- _WORK REQUIRED_
Extract each line where the string "Start" shows up.

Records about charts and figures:
● ● ●
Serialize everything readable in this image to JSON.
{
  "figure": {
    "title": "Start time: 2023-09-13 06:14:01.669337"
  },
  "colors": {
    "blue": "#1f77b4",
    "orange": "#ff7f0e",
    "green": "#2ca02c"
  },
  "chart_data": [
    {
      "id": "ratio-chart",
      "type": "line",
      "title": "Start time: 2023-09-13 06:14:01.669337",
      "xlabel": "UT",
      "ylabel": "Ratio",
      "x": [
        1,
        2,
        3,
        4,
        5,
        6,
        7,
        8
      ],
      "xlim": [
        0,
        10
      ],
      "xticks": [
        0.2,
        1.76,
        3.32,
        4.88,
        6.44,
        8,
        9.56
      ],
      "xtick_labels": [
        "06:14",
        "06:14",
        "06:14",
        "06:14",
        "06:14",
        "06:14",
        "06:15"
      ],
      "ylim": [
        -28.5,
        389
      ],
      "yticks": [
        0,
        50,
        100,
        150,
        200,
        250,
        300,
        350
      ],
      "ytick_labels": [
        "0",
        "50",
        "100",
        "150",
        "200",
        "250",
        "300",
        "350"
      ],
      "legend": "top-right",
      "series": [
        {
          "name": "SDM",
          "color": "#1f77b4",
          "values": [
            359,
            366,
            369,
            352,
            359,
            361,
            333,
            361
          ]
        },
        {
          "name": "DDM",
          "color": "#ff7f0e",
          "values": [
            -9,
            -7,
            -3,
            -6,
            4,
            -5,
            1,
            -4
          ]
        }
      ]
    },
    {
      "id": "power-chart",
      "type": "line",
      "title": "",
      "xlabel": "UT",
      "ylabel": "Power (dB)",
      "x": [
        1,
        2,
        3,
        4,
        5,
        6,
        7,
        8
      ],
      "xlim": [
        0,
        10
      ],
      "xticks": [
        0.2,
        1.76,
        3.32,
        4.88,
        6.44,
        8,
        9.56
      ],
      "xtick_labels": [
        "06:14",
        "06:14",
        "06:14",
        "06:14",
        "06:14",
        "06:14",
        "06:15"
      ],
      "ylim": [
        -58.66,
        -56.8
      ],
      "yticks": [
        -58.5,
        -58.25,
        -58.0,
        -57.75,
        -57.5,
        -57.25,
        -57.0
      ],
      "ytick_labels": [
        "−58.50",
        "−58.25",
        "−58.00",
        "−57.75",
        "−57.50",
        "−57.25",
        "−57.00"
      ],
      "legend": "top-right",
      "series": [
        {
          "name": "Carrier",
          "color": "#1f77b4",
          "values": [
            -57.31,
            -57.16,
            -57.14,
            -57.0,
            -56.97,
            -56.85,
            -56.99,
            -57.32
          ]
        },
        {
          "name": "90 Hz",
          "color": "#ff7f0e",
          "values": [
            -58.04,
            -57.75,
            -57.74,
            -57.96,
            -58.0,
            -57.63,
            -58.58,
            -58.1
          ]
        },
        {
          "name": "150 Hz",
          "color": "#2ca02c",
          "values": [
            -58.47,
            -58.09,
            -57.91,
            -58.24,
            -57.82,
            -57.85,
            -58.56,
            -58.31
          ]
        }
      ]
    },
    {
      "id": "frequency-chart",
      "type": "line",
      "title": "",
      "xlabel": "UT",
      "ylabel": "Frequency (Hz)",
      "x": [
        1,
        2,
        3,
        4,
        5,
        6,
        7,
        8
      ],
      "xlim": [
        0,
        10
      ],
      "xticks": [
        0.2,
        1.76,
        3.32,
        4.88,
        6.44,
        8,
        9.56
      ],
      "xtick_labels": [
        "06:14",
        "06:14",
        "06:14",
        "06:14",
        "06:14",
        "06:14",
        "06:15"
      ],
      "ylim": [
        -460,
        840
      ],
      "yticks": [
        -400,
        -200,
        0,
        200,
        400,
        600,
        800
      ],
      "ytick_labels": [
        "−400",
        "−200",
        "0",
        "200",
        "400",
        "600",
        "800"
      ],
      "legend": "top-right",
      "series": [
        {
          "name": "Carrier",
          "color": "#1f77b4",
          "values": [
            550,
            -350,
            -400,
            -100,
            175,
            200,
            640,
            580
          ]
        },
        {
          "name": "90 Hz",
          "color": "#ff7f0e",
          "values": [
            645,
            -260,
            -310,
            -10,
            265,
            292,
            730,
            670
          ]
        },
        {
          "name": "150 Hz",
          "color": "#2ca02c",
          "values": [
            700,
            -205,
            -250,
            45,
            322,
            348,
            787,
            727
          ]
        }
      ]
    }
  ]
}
● ● ●
- _PROBLEM SOLUTION_
    "title": "Start time: 2023-09-13 06:14:01.669337"
      "title": "Start time: 2023-09-13 06:14:01.669337",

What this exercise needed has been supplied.